Extracted material:
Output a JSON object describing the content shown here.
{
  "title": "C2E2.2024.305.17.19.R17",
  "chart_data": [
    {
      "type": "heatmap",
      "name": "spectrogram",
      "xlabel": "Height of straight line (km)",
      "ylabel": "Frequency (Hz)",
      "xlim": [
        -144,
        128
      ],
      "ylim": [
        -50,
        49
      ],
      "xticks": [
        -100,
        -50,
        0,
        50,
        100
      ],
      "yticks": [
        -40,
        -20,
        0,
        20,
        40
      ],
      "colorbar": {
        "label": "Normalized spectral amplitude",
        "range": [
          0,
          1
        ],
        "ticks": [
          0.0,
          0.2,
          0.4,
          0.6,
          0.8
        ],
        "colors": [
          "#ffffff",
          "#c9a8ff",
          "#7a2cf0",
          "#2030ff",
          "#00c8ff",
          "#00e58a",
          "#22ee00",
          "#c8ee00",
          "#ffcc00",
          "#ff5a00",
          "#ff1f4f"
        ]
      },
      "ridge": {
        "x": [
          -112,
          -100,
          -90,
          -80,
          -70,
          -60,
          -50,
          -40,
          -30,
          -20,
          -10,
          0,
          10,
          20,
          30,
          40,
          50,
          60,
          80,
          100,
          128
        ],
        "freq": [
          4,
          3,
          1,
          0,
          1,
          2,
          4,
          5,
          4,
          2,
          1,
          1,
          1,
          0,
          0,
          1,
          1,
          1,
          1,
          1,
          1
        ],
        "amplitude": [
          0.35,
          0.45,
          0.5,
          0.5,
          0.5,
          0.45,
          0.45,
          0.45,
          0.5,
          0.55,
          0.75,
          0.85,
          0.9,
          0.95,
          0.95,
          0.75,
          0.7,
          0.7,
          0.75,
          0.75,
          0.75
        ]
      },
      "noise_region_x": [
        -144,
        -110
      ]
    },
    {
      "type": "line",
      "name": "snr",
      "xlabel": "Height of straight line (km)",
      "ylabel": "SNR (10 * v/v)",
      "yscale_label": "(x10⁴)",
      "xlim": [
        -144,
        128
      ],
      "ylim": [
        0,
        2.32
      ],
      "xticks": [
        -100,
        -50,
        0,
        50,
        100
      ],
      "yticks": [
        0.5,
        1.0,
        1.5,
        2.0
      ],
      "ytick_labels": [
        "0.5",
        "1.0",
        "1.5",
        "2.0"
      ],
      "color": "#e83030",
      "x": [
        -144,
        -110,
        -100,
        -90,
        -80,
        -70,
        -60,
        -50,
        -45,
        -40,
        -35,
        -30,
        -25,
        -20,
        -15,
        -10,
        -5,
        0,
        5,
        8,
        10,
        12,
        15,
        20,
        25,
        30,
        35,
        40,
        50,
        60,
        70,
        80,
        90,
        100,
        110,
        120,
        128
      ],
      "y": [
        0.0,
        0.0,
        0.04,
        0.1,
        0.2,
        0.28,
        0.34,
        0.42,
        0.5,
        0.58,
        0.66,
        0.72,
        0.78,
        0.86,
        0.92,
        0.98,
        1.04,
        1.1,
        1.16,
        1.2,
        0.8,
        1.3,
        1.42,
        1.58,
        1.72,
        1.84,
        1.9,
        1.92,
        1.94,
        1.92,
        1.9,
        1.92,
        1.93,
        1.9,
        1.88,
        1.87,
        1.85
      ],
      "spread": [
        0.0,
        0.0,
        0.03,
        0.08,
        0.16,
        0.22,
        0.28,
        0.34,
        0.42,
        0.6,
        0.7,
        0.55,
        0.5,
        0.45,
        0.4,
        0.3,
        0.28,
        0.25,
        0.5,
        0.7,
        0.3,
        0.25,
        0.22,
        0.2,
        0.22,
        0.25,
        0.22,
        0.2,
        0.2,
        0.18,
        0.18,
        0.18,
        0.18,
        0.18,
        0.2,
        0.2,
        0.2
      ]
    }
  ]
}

Set problem: Filter the data for the string "ylabel" and copy every line that has it.

Reply:
      "ylabel": "Frequency (Hz)",
      "ylabel": "SNR (10 * v/v)",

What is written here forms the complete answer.